[The task]:
Copy the following lines word for word, keeping their order.

[Supplied records]:
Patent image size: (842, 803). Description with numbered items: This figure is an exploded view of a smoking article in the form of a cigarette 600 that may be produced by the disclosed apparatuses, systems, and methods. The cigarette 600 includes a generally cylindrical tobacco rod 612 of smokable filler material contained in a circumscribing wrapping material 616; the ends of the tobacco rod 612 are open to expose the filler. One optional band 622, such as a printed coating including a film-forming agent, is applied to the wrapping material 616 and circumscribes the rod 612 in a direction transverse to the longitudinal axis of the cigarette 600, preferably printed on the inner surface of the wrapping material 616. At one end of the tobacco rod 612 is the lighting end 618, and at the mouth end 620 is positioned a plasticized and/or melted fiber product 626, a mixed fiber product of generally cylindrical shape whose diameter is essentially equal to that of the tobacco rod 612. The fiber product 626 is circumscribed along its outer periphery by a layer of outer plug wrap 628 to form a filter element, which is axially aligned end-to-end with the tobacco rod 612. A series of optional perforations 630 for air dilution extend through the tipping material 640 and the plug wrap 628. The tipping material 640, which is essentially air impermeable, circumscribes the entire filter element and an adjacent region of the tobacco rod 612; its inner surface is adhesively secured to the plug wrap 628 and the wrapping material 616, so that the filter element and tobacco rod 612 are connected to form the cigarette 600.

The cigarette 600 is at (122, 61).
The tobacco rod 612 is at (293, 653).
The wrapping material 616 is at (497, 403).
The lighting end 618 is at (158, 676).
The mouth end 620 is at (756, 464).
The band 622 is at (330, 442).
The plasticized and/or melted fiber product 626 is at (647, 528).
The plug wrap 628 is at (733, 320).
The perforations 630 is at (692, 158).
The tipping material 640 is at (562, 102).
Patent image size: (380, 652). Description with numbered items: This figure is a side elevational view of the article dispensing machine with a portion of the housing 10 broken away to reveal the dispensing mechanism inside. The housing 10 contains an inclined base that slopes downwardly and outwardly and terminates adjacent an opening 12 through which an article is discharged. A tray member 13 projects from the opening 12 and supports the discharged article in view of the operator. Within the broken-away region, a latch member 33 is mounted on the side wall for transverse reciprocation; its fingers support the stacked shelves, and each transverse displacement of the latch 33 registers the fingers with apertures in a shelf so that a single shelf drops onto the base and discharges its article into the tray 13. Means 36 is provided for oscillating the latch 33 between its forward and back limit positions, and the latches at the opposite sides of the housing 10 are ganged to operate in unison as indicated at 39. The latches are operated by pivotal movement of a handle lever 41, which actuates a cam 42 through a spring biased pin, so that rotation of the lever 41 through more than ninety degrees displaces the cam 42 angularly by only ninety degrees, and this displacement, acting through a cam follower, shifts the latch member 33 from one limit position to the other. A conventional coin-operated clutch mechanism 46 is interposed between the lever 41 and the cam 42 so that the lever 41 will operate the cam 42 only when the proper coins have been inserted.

[Worked solution]:
Patent image size: (842, 803). Description with numbered items: This figure is an exploded view of a smoking article in the form of a cigarette 600 that may be produced by the disclosed apparatuses, systems, and methods. The cigarette 600 includes a generally cylindrical tobacco rod 612 of smokable filler material contained in a circumscribing wrapping material 616; the ends of the tobacco rod 612 are open to expose the filler. One optional band 622, such as a printed coating including a film-forming agent, is applied to the wrapping material 616 and circumscribes the rod 612 in a direction transverse to the longitudinal axis of the cigarette 600, preferably printed on the inner surface of the wrapping material 616. At one end of the tobacco rod 612 is the lighting end 618, and at the mouth end 620 is positioned a plasticized and/or melted fiber product 626, a mixed fiber product of generally cylindrical shape whose diameter is essentially equal to that of the tobacco rod 612. The fiber product 626 is circumscribed along its outer periphery by a layer of outer plug wrap 628 to form a filter element, which is axially aligned end-to-end with the tobacco rod 612. A series of optional perforations 630 for air dilution extend through the tipping material 640 and the plug wrap 628. The tipping material 640, which is essentially air impermeable, circumscribes the entire filter element and an adjacent region of the tobacco rod 612; its inner surface is adhesively secured to the plug wrap 628 and the wrapping material 616, so that the filter element and tobacco rod 612 are connected to form the cigarette 600.

The cigarette 600 is at (122, 61).
The tobacco rod 612 is at (293, 653).
The wrapping material 616 is at (497, 403).
The lighting end 618 is at (158, 676).
The mouth end 620 is at (756, 464).
The band 622 is at (330, 442).
The plasticized and/or melted fiber product 626 is at (647, 528).
The plug wrap 628 is at (733, 320).
The perforations 630 is at (692, 158).
The tipping material 640 is at (562, 102).
Patent image size: (380, 652). Description with numbered items: This figure is a side elevational view of the article dispensing machine with a portion of the housing 10 broken away to reveal the dispensing mechanism inside. The housing 10 contains an inclined base that slopes downwardly and outwardly and terminates adjacent an opening 12 through which an article is discharged. A tray member 13 projects from the opening 12 and supports the discharged article in view of the operator. Within the broken-away region, a latch member 33 is mounted on the side wall for transverse reciprocation; its fingers support the stacked shelves, and each transverse displacement of the latch 33 registers the fingers with apertures in a shelf so that a single shelf drops onto the base and discharges its article into the tray 13. Means 36 is provided for oscillating the latch 33 between its forward and back limit positions, and the latches at the opposite sides of the housing 10 are ganged to operate in unison as indicated at 39. The latches are operated by pivotal movement of a handle lever 41, which actuates a cam 42 through a spring biased pin, so that rotation of the lever 41 through more than ninety degrees displaces the cam 42 angularly by only ninety degrees, and this displacement, acting through a cam follower, shifts the latch member 33 from one limit position to the other. A conventional coin-operated clutch mechanism 46 is interposed between the lever 41 and the cam 42 so that the lever 41 will operate the cam 42 only when the proper coins have been inserted.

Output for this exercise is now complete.